Stated goal
Repeat the line that contains "OCR this image." and all lines after it through the end, exactly as they are, minus the pictures.

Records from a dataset
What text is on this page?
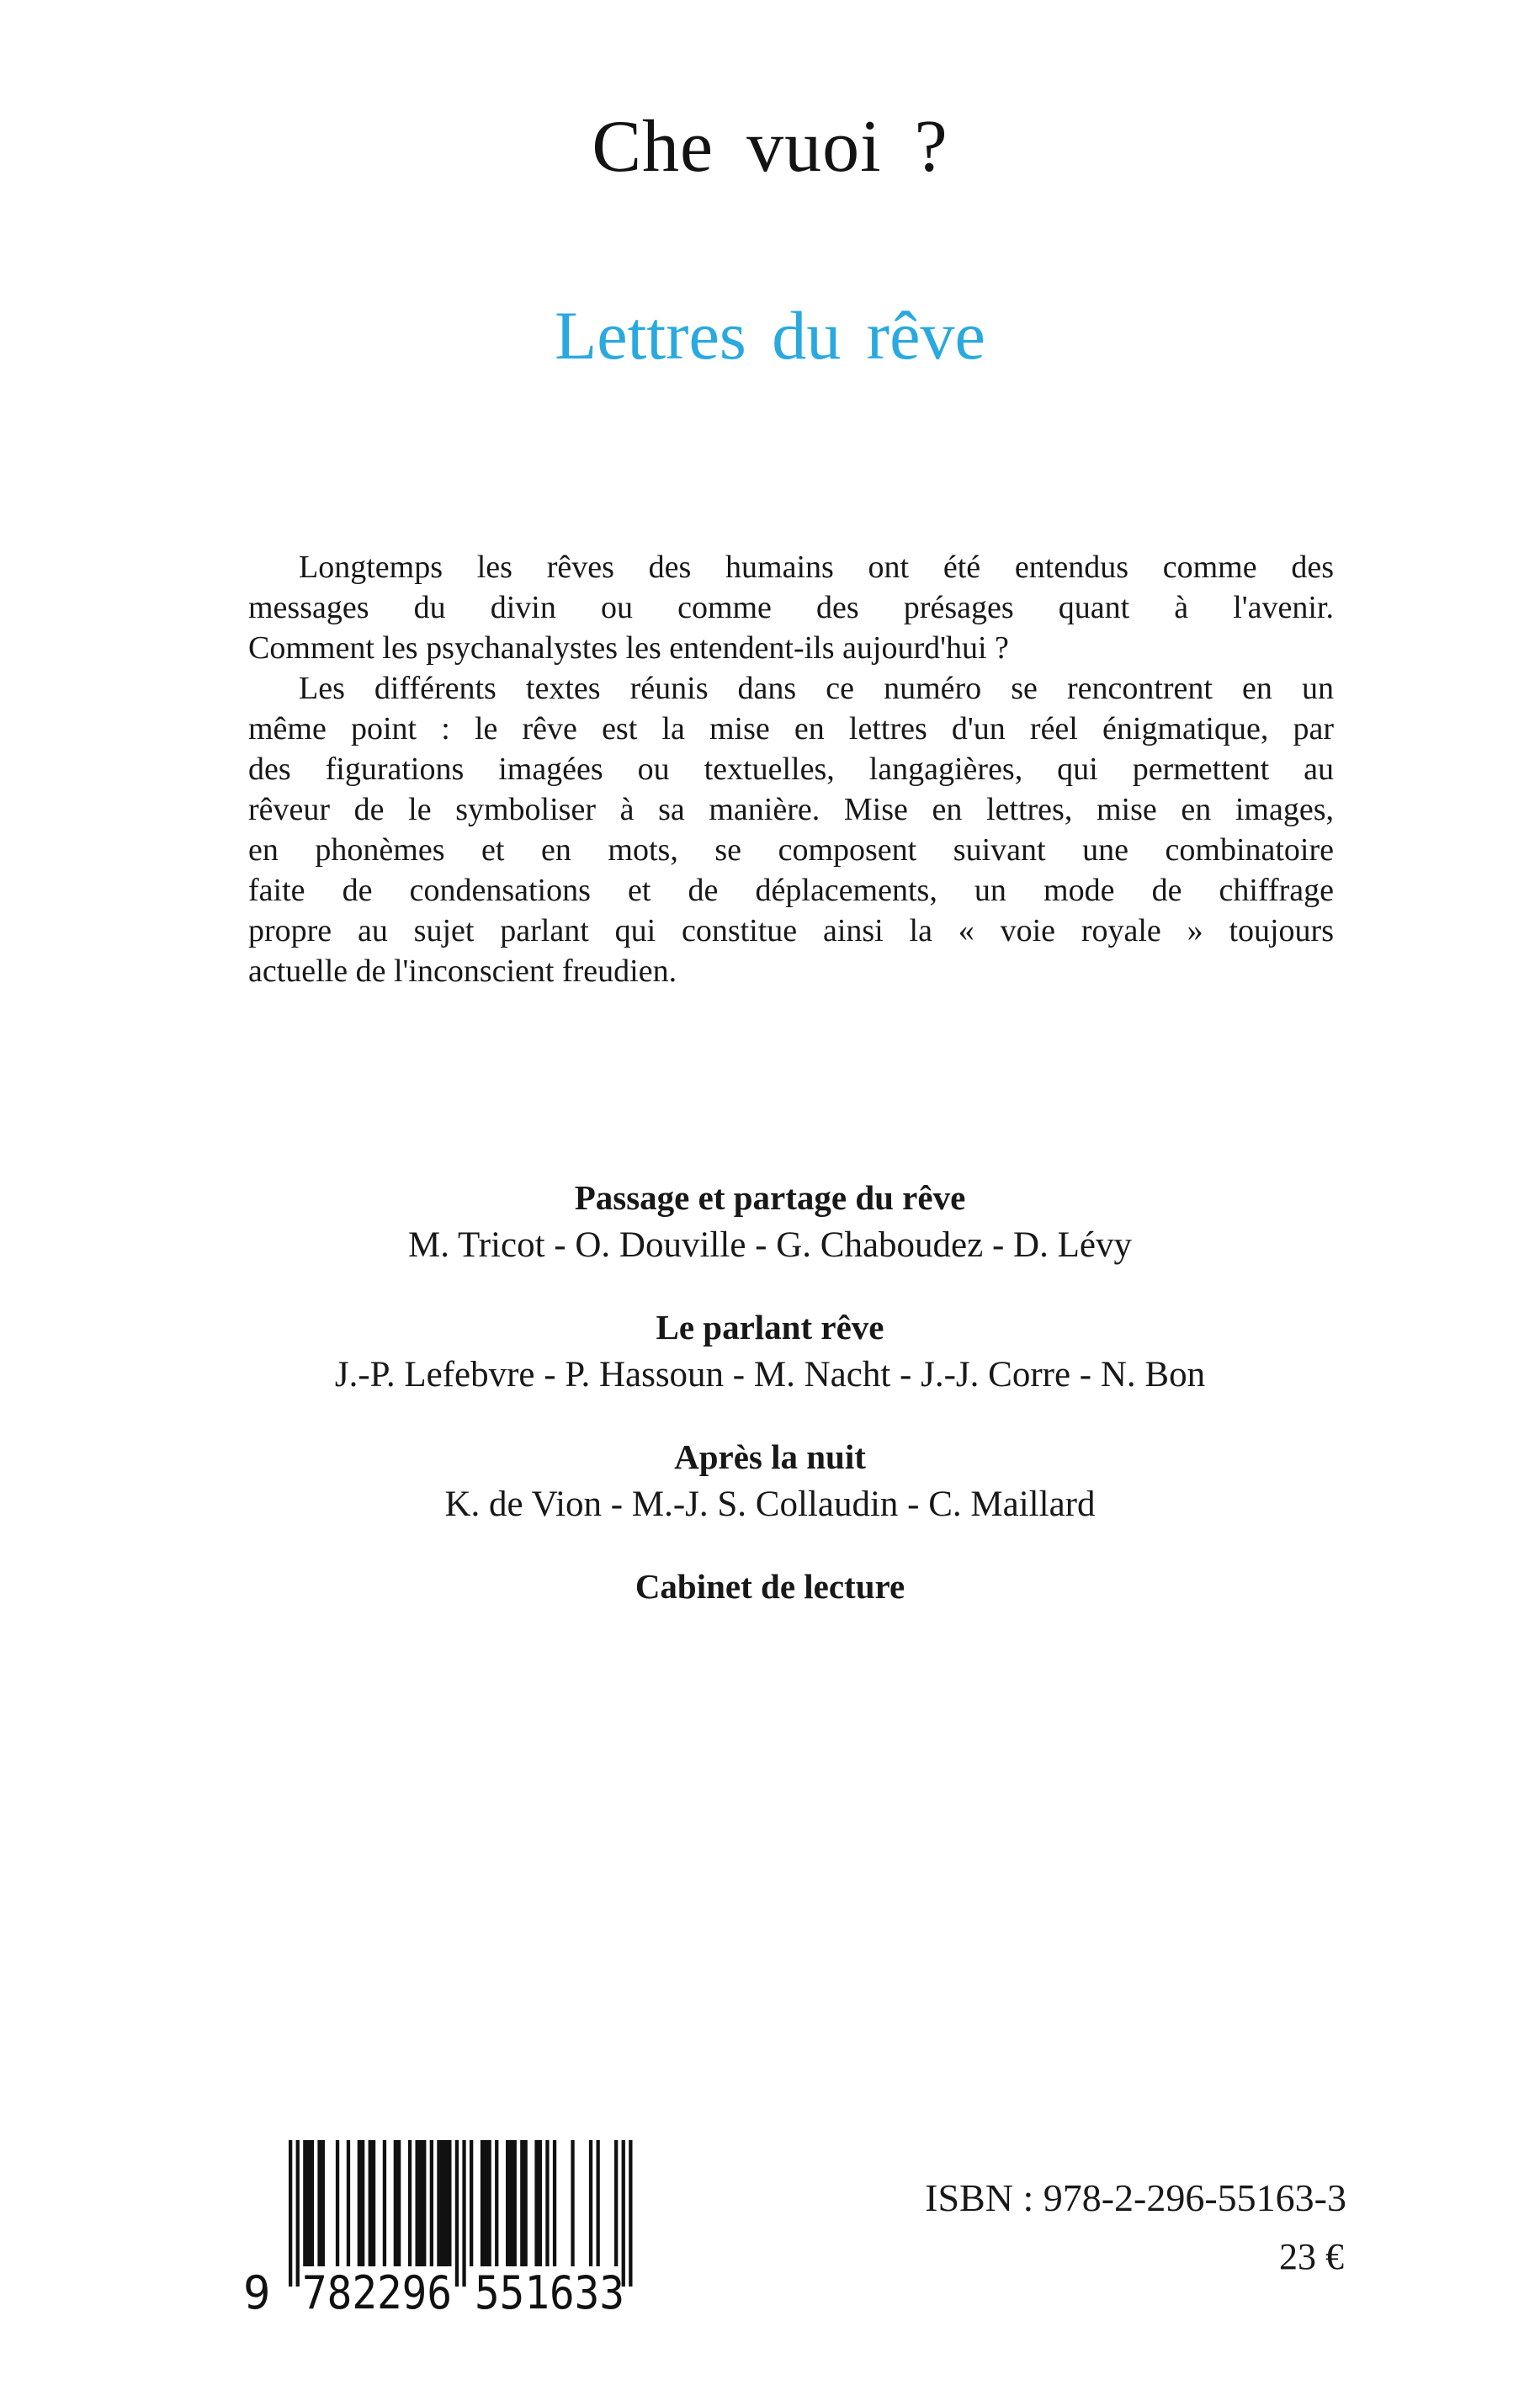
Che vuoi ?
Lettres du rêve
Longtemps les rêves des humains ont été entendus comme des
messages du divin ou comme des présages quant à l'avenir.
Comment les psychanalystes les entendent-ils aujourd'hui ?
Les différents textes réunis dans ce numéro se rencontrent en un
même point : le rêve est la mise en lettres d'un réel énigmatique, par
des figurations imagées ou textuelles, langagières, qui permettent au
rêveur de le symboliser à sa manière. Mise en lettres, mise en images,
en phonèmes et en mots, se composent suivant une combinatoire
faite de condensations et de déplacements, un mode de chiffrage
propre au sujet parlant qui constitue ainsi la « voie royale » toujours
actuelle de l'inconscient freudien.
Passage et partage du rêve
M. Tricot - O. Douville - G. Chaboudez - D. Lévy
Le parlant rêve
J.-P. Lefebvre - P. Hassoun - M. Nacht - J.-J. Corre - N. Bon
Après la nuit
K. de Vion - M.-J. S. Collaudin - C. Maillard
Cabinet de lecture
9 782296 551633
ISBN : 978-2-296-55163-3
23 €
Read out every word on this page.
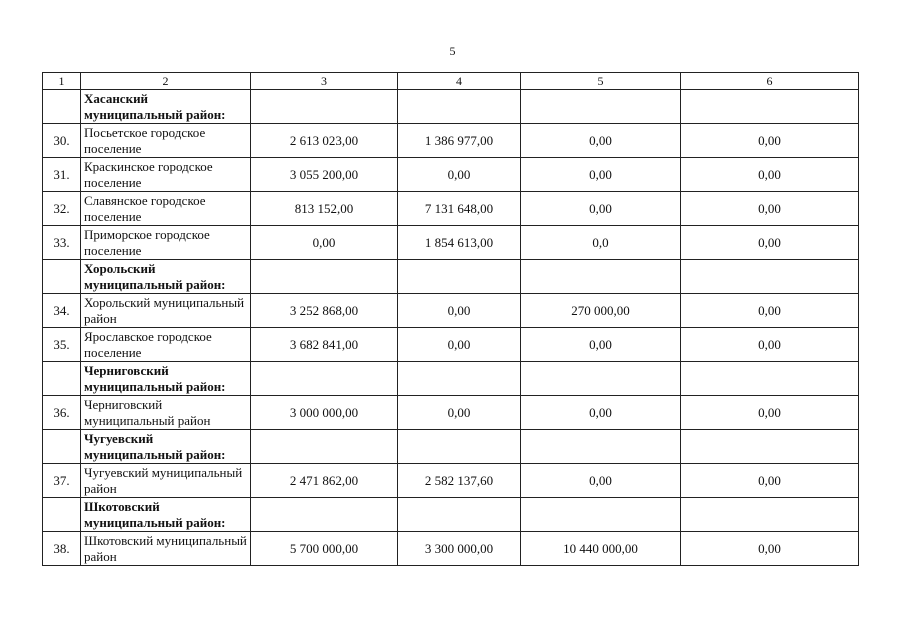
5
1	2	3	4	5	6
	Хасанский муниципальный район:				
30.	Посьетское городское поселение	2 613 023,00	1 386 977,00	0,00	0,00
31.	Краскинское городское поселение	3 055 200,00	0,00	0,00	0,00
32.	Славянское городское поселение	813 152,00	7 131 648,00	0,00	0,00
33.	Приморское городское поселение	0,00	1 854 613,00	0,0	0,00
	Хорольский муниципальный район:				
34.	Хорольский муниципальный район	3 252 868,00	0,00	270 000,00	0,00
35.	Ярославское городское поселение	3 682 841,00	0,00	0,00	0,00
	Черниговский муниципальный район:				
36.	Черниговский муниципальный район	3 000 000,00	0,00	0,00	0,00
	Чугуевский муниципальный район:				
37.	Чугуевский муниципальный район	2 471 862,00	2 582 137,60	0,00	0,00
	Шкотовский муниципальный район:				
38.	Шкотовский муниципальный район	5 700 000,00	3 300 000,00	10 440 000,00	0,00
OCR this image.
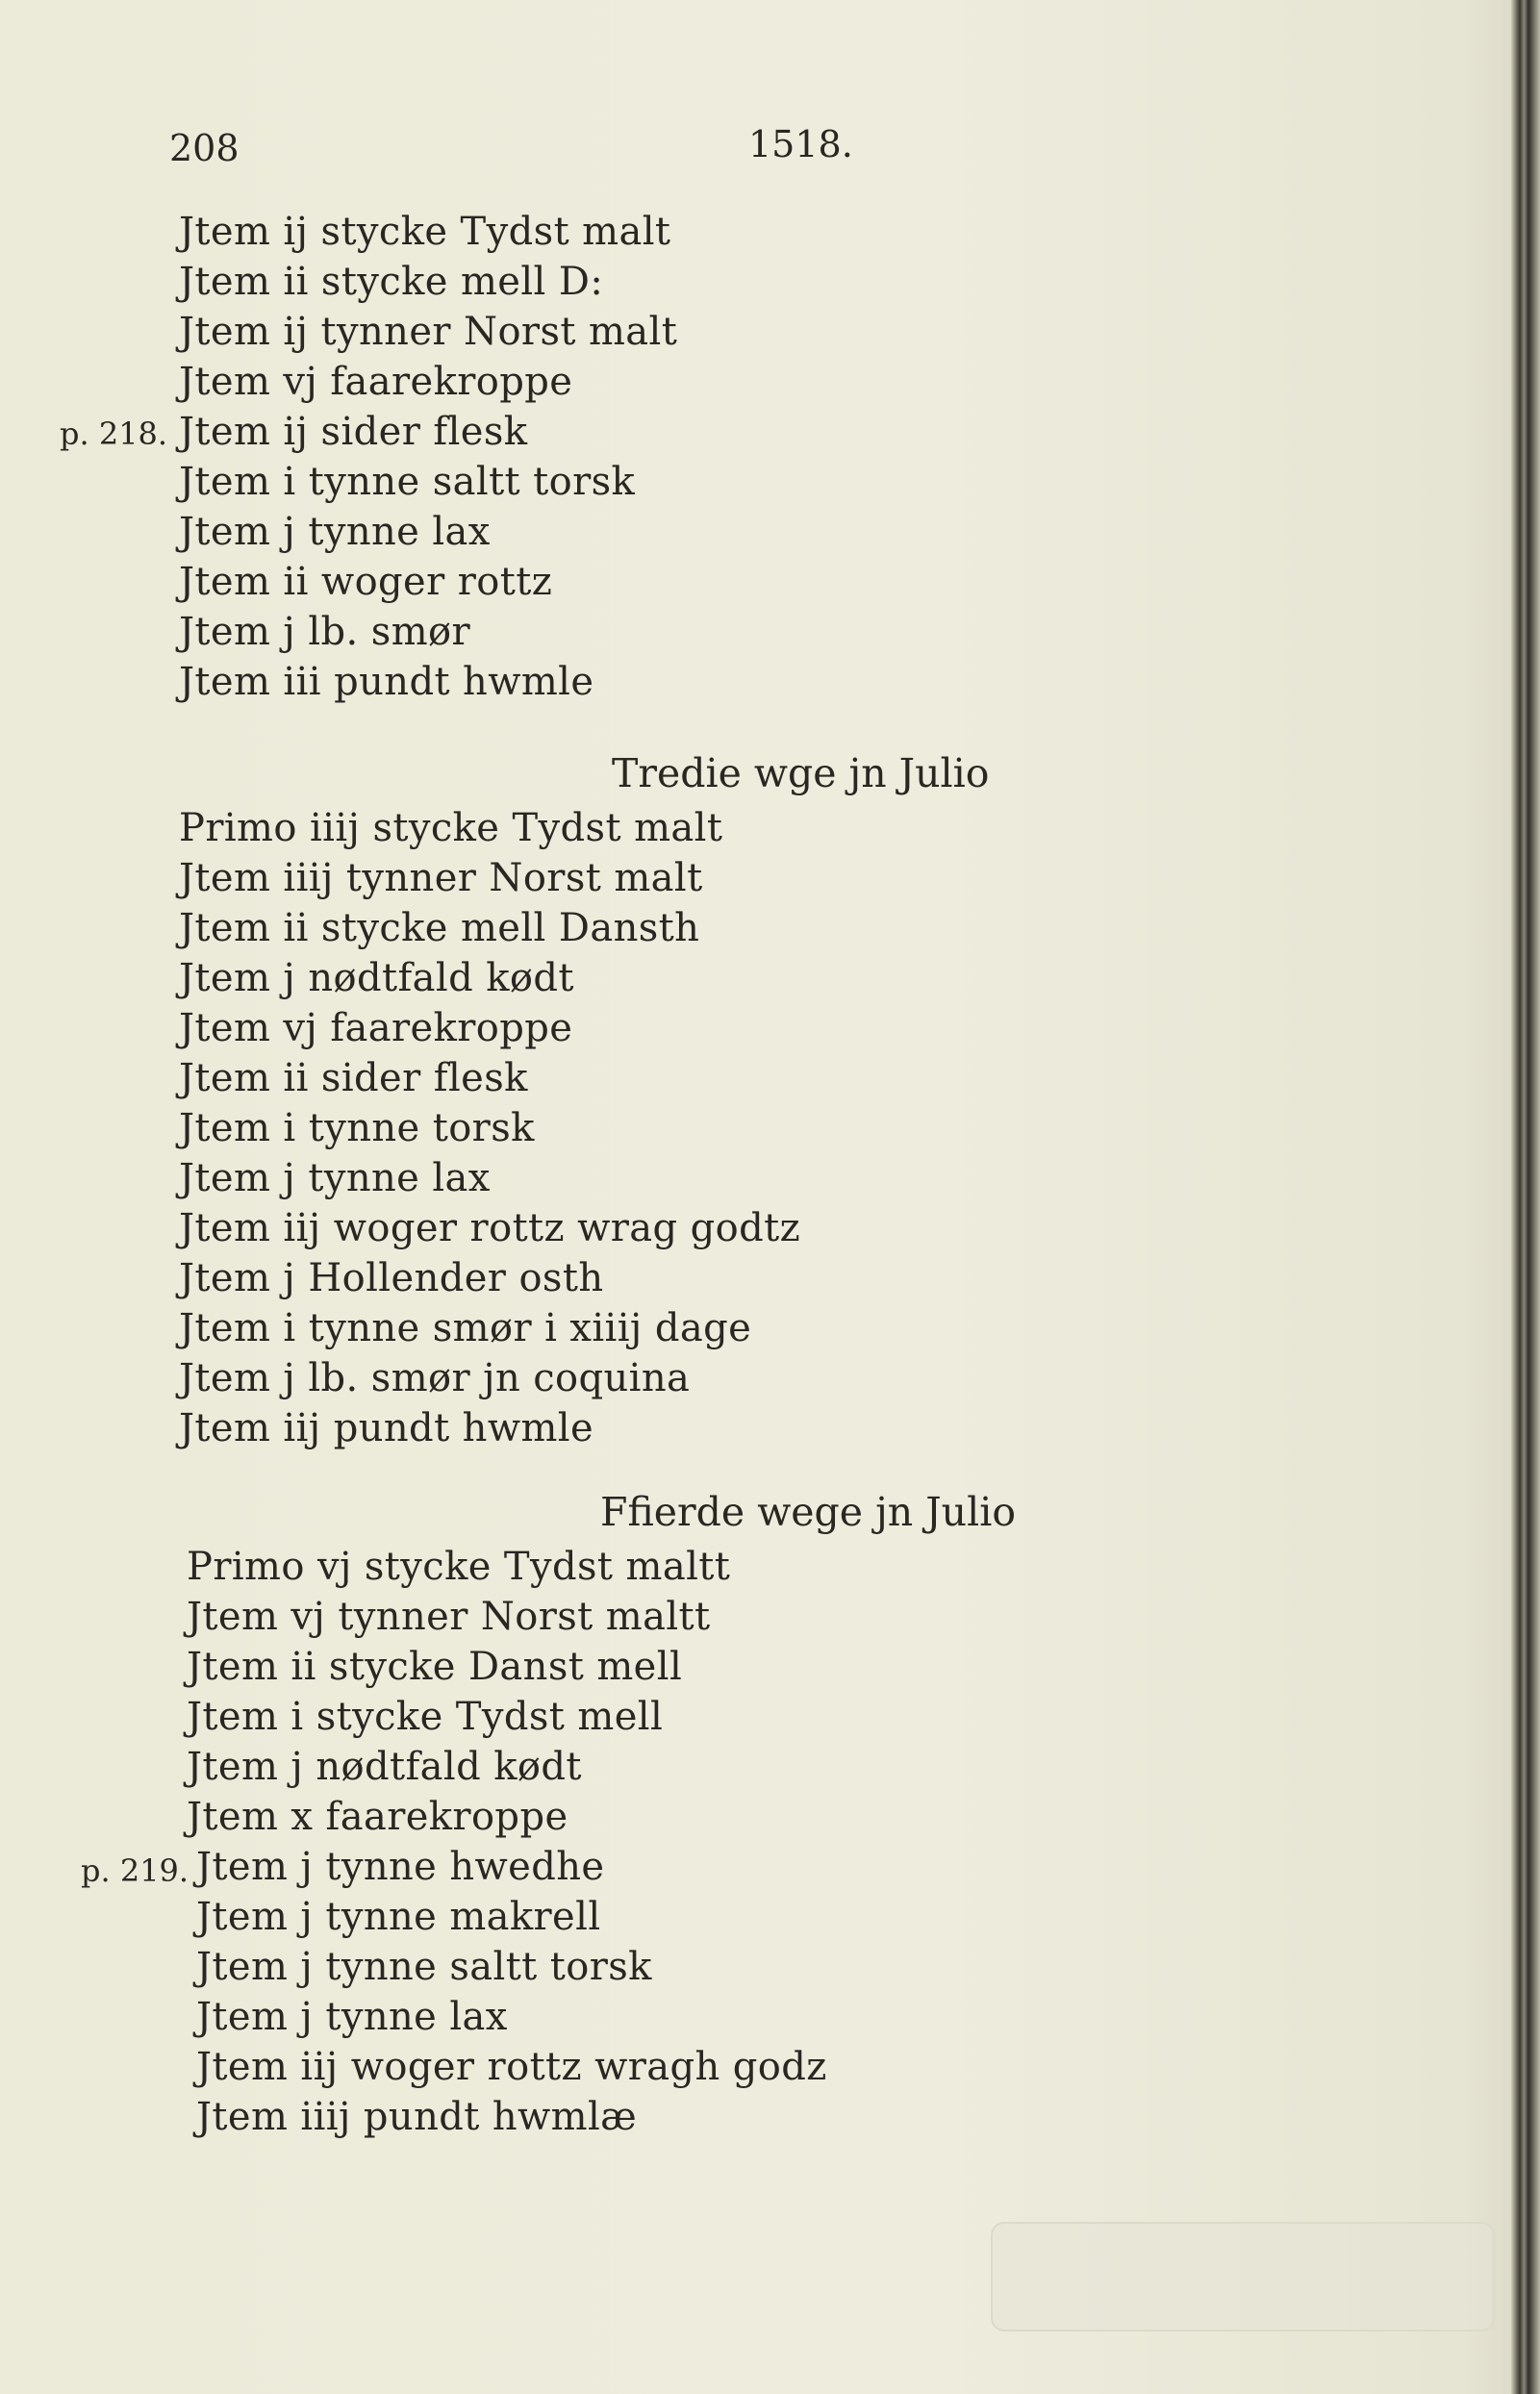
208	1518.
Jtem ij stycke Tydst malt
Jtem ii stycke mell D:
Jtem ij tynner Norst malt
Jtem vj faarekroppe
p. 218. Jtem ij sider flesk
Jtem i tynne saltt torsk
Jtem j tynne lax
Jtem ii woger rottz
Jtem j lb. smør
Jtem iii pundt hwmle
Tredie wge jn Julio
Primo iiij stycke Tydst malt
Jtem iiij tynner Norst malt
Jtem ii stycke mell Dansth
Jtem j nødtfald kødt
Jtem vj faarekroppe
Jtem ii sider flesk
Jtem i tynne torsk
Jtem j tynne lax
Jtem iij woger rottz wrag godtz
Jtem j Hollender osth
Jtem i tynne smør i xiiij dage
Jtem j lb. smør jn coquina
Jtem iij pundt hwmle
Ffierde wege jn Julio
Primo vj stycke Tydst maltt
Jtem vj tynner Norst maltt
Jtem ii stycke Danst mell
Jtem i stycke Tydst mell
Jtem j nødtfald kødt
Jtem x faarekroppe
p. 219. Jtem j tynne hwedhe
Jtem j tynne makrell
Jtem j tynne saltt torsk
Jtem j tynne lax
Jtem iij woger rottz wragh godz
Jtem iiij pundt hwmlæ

Correct output
OCR this image.
208	1518.
Jtem ij stycke Tydst malt
Jtem ii stycke mell D:
Jtem ij tynner Norst malt
Jtem vj faarekroppe
p. 218. Jtem ij sider flesk
Jtem i tynne saltt torsk
Jtem j tynne lax
Jtem ii woger rottz
Jtem j lb. smør
Jtem iii pundt hwmle
Tredie wge jn Julio
Primo iiij stycke Tydst malt
Jtem iiij tynner Norst malt
Jtem ii stycke mell Dansth
Jtem j nødtfald kødt
Jtem vj faarekroppe
Jtem ii sider flesk
Jtem i tynne torsk
Jtem j tynne lax
Jtem iij woger rottz wrag godtz
Jtem j Hollender osth
Jtem i tynne smør i xiiij dage
Jtem j lb. smør jn coquina
Jtem iij pundt hwmle
Ffierde wege jn Julio
Primo vj stycke Tydst maltt
Jtem vj tynner Norst maltt
Jtem ii stycke Danst mell
Jtem i stycke Tydst mell
Jtem j nødtfald kødt
Jtem x faarekroppe
p. 219. Jtem j tynne hwedhe
Jtem j tynne makrell
Jtem j tynne saltt torsk
Jtem j tynne lax
Jtem iij woger rottz wragh godz
Jtem iiij pundt hwmlæ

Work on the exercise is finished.